*Records supplied*.
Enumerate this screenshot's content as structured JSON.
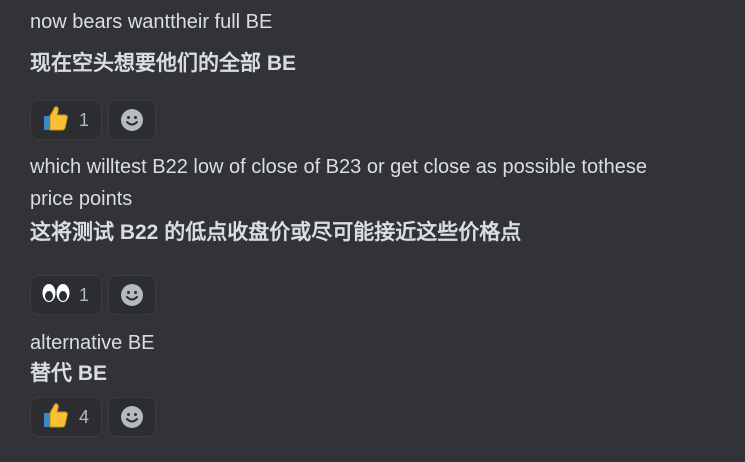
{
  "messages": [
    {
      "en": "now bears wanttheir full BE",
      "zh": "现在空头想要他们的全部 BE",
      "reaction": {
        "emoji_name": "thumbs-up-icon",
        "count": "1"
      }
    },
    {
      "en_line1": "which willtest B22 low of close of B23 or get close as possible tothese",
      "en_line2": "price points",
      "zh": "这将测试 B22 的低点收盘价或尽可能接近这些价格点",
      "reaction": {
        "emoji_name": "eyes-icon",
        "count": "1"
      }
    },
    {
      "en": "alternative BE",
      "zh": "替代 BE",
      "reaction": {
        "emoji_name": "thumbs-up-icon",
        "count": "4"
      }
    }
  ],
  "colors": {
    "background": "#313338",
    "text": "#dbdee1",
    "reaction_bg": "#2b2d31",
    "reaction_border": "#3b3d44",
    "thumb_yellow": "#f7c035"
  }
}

...

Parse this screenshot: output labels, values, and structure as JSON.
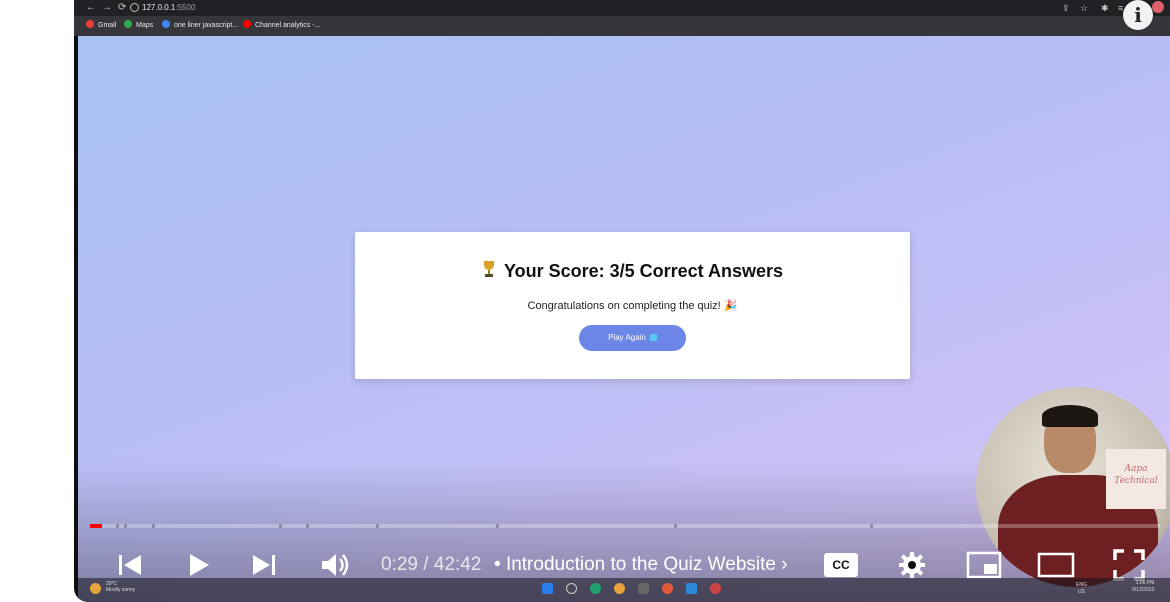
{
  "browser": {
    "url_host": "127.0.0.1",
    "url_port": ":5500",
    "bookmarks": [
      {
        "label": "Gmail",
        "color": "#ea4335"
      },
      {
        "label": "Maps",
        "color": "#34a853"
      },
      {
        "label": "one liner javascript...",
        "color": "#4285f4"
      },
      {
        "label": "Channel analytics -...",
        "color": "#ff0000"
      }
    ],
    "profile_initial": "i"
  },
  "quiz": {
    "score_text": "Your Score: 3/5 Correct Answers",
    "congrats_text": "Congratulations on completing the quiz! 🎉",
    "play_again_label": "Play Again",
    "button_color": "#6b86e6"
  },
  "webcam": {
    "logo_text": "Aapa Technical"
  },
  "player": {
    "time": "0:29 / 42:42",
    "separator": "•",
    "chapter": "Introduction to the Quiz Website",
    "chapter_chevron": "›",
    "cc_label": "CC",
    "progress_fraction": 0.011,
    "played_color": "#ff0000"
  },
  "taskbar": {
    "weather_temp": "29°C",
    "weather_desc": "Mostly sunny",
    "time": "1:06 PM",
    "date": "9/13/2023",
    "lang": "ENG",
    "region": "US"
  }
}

*Problem requirements*. Copy each line containing the word "screenshot" from the data.

*Right answer*.
Enumerate this screenshot's content as structured JSON.
Parse this screenshot: output labels, values, and structure as JSON.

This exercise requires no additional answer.